EXERCISE: The data below must be copied in full and without any change.

########################################

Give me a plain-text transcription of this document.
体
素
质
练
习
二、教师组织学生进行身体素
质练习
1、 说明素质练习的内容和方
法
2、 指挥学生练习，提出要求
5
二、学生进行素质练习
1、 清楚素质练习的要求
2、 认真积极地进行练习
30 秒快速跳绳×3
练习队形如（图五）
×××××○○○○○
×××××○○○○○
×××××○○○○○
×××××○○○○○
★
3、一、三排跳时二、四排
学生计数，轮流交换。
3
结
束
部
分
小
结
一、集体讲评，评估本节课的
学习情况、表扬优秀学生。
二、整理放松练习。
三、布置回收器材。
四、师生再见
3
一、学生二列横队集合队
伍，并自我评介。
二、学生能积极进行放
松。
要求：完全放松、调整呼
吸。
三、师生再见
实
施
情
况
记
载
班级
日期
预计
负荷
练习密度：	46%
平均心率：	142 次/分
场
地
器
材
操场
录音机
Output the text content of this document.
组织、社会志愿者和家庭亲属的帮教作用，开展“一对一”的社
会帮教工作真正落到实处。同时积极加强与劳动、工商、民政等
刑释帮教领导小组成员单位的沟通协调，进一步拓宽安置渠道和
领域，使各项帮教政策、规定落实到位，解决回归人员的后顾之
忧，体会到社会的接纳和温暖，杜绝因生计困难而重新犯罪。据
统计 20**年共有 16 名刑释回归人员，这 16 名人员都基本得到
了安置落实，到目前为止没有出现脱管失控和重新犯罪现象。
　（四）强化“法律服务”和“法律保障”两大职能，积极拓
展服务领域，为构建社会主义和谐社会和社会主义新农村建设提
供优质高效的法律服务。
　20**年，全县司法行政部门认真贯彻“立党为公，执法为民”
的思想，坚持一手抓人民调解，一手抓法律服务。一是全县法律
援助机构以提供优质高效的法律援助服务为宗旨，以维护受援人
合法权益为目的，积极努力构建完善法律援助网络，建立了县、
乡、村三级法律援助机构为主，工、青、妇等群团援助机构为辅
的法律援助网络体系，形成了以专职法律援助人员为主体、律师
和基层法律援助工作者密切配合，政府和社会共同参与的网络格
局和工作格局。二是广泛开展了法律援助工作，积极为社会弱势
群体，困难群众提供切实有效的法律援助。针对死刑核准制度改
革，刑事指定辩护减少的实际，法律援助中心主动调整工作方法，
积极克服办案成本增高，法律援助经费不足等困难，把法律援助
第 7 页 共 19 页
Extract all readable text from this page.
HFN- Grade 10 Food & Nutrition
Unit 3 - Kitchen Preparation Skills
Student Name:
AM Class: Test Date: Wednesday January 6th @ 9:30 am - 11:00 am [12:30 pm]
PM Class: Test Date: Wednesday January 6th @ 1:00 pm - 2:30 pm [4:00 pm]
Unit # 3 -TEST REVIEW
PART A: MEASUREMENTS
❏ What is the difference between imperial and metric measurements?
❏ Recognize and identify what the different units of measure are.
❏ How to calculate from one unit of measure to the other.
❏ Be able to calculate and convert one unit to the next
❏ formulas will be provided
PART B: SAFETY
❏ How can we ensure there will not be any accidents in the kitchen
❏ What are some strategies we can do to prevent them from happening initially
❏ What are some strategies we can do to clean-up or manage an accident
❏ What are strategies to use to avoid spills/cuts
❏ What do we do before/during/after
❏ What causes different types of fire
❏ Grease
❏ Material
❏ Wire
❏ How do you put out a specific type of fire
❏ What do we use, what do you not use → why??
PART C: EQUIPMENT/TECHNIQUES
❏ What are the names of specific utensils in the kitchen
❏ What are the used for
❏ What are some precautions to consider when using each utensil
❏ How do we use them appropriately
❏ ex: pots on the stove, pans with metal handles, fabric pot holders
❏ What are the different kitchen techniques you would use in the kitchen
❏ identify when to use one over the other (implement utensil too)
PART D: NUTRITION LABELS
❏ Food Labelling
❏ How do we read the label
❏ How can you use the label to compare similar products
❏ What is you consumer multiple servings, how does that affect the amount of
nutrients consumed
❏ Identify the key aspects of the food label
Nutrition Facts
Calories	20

########################################

RESULT OF THE EXERCISE:
Give me a plain-text transcription of this document.
体
素
质
练
习
二、教师组织学生进行身体素
质练习
1、 说明素质练习的内容和方
法
2、 指挥学生练习，提出要求
5
二、学生进行素质练习
1、 清楚素质练习的要求
2、 认真积极地进行练习
30 秒快速跳绳×3
练习队形如（图五）
×××××○○○○○
×××××○○○○○
×××××○○○○○
×××××○○○○○
★
3、一、三排跳时二、四排
学生计数，轮流交换。
3
结
束
部
分
小
结
一、集体讲评，评估本节课的
学习情况、表扬优秀学生。
二、整理放松练习。
三、布置回收器材。
四、师生再见
3
一、学生二列横队集合队
伍，并自我评介。
二、学生能积极进行放
松。
要求：完全放松、调整呼
吸。
三、师生再见
实
施
情
况
记
载
班级
日期
预计
负荷
练习密度：	46%
平均心率：	142 次/分
场
地
器
材
操场
录音机
Output the text content of this document.
组织、社会志愿者和家庭亲属的帮教作用，开展“一对一”的社
会帮教工作真正落到实处。同时积极加强与劳动、工商、民政等
刑释帮教领导小组成员单位的沟通协调，进一步拓宽安置渠道和
领域，使各项帮教政策、规定落实到位，解决回归人员的后顾之
忧，体会到社会的接纳和温暖，杜绝因生计困难而重新犯罪。据
统计 20**年共有 16 名刑释回归人员，这 16 名人员都基本得到
了安置落实，到目前为止没有出现脱管失控和重新犯罪现象。
　（四）强化“法律服务”和“法律保障”两大职能，积极拓
展服务领域，为构建社会主义和谐社会和社会主义新农村建设提
供优质高效的法律服务。
　20**年，全县司法行政部门认真贯彻“立党为公，执法为民”
的思想，坚持一手抓人民调解，一手抓法律服务。一是全县法律
援助机构以提供优质高效的法律援助服务为宗旨，以维护受援人
合法权益为目的，积极努力构建完善法律援助网络，建立了县、
乡、村三级法律援助机构为主，工、青、妇等群团援助机构为辅
的法律援助网络体系，形成了以专职法律援助人员为主体、律师
和基层法律援助工作者密切配合，政府和社会共同参与的网络格
局和工作格局。二是广泛开展了法律援助工作，积极为社会弱势
群体，困难群众提供切实有效的法律援助。针对死刑核准制度改
革，刑事指定辩护减少的实际，法律援助中心主动调整工作方法，
积极克服办案成本增高，法律援助经费不足等困难，把法律援助
第 7 页 共 19 页
Extract all readable text from this page.
HFN- Grade 10 Food & Nutrition
Unit 3 - Kitchen Preparation Skills
Student Name:
AM Class: Test Date: Wednesday January 6th @ 9:30 am - 11:00 am [12:30 pm]
PM Class: Test Date: Wednesday January 6th @ 1:00 pm - 2:30 pm [4:00 pm]
Unit # 3 -TEST REVIEW
PART A: MEASUREMENTS
❏ What is the difference between imperial and metric measurements?
❏ Recognize and identify what the different units of measure are.
❏ How to calculate from one unit of measure to the other.
❏ Be able to calculate and convert one unit to the next
❏ formulas will be provided
PART B: SAFETY
❏ How can we ensure there will not be any accidents in the kitchen
❏ What are some strategies we can do to prevent them from happening initially
❏ What are some strategies we can do to clean-up or manage an accident
❏ What are strategies to use to avoid spills/cuts
❏ What do we do before/during/after
❏ What causes different types of fire
❏ Grease
❏ Material
❏ Wire
❏ How do you put out a specific type of fire
❏ What do we use, what do you not use → why??
PART C: EQUIPMENT/TECHNIQUES
❏ What are the names of specific utensils in the kitchen
❏ What are the used for
❏ What are some precautions to consider when using each utensil
❏ How do we use them appropriately
❏ ex: pots on the stove, pans with metal handles, fabric pot holders
❏ What are the different kitchen techniques you would use in the kitchen
❏ identify when to use one over the other (implement utensil too)
PART D: NUTRITION LABELS
❏ Food Labelling
❏ How do we read the label
❏ How can you use the label to compare similar products
❏ What is you consumer multiple servings, how does that affect the amount of
nutrients consumed
❏ Identify the key aspects of the food label
Nutrition Facts
Calories	20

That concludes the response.